Directions for this task
Pictures do not belong in the copy; restate the records below word for word.

Collected data:
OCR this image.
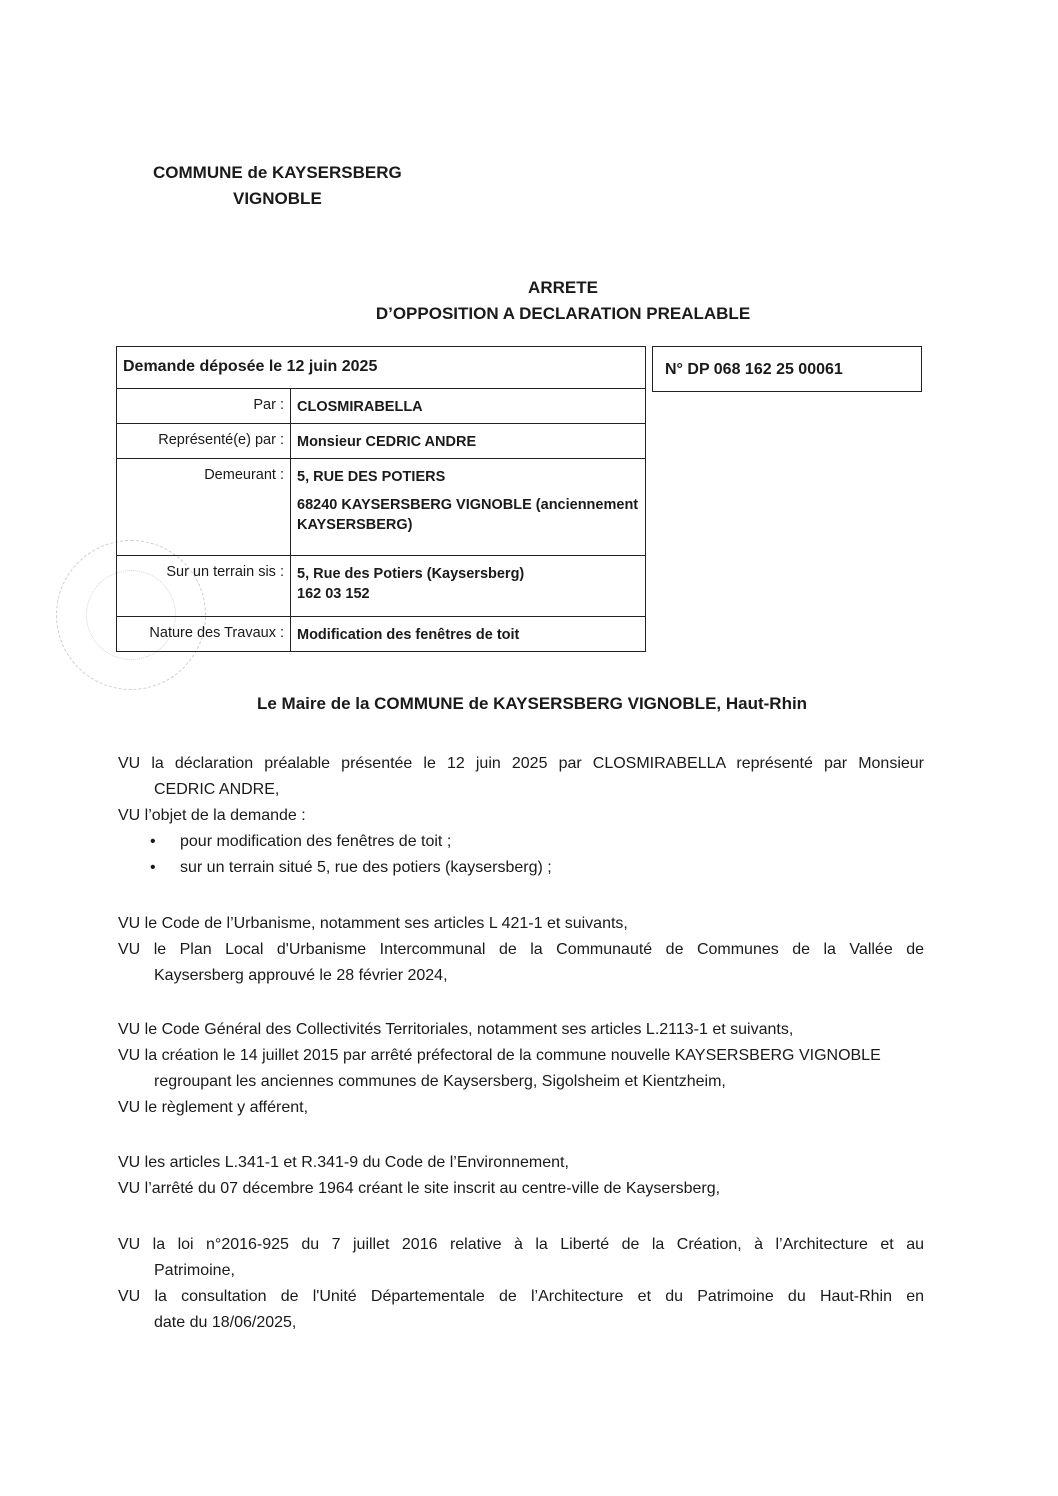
COMMUNE de KAYSERSBERG
VIGNOBLE
ARRETE
D’OPPOSITION A DECLARATION PREALABLE
Demande déposée le 12 juin 2025	
Par :	CLOSMIRABELLA
Représenté(e) par :	Monsieur CEDRIC ANDRE
Demeurant :	5, RUE DES POTIERS
68240 KAYSERSBERG VIGNOBLE (anciennement KAYSERSBERG)

Sur un terrain sis :	5, Rue des Potiers (Kaysersberg)
162 03 152

Nature des Travaux :	Modification des fenêtres de toit
N° DP 068 162 25 00061
Le Maire de la COMMUNE de KAYSERSBERG VIGNOBLE, Haut-Rhin
VU la déclaration préalable présentée le 12 juin 2025 par CLOSMIRABELLA représenté par Monsieur
CEDRIC ANDRE,
VU l’objet de la demande :
• pour modification des fenêtres de toit ;
• sur un terrain situé 5, rue des potiers (kaysersberg) ;
VU le Code de l’Urbanisme, notamment ses articles L 421-1 et suivants,
VU le Plan Local d'Urbanisme Intercommunal de la Communauté de Communes de la Vallée de
Kaysersberg approuvé le 28 février 2024,
VU le Code Général des Collectivités Territoriales, notamment ses articles L.2113-1 et suivants,
VU la création le 14 juillet 2015 par arrêté préfectoral de la commune nouvelle KAYSERSBERG VIGNOBLE
regroupant les anciennes communes de Kaysersberg, Sigolsheim et Kientzheim,
VU le règlement y afférent,
VU les articles L.341-1 et R.341-9 du Code de l’Environnement,
VU l’arrêté du 07 décembre 1964 créant le site inscrit au centre-ville de Kaysersberg,
VU la loi n°2016-925 du 7 juillet 2016 relative à la Liberté de la Création, à l’Architecture et au
Patrimoine,
VU la consultation de l'Unité Départementale de l’Architecture et du Patrimoine du Haut-Rhin en
date du 18/06/2025,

The answer
OCR this image.
COMMUNE de KAYSERSBERG
VIGNOBLE
ARRETE
D’OPPOSITION A DECLARATION PREALABLE
Demande déposée le 12 juin 2025	
Par :	CLOSMIRABELLA
Représenté(e) par :	Monsieur CEDRIC ANDRE
Demeurant :	5, RUE DES POTIERS
68240 KAYSERSBERG VIGNOBLE (anciennement KAYSERSBERG)

Sur un terrain sis :	5, Rue des Potiers (Kaysersberg)
162 03 152

Nature des Travaux :	Modification des fenêtres de toit
N° DP 068 162 25 00061
Le Maire de la COMMUNE de KAYSERSBERG VIGNOBLE, Haut-Rhin
VU la déclaration préalable présentée le 12 juin 2025 par CLOSMIRABELLA représenté par Monsieur
CEDRIC ANDRE,
VU l’objet de la demande :
• pour modification des fenêtres de toit ;
• sur un terrain situé 5, rue des potiers (kaysersberg) ;
VU le Code de l’Urbanisme, notamment ses articles L 421-1 et suivants,
VU le Plan Local d'Urbanisme Intercommunal de la Communauté de Communes de la Vallée de
Kaysersberg approuvé le 28 février 2024,
VU le Code Général des Collectivités Territoriales, notamment ses articles L.2113-1 et suivants,
VU la création le 14 juillet 2015 par arrêté préfectoral de la commune nouvelle KAYSERSBERG VIGNOBLE
regroupant les anciennes communes de Kaysersberg, Sigolsheim et Kientzheim,
VU le règlement y afférent,
VU les articles L.341-1 et R.341-9 du Code de l’Environnement,
VU l’arrêté du 07 décembre 1964 créant le site inscrit au centre-ville de Kaysersberg,
VU la loi n°2016-925 du 7 juillet 2016 relative à la Liberté de la Création, à l’Architecture et au
Patrimoine,
VU la consultation de l'Unité Départementale de l’Architecture et du Patrimoine du Haut-Rhin en
date du 18/06/2025,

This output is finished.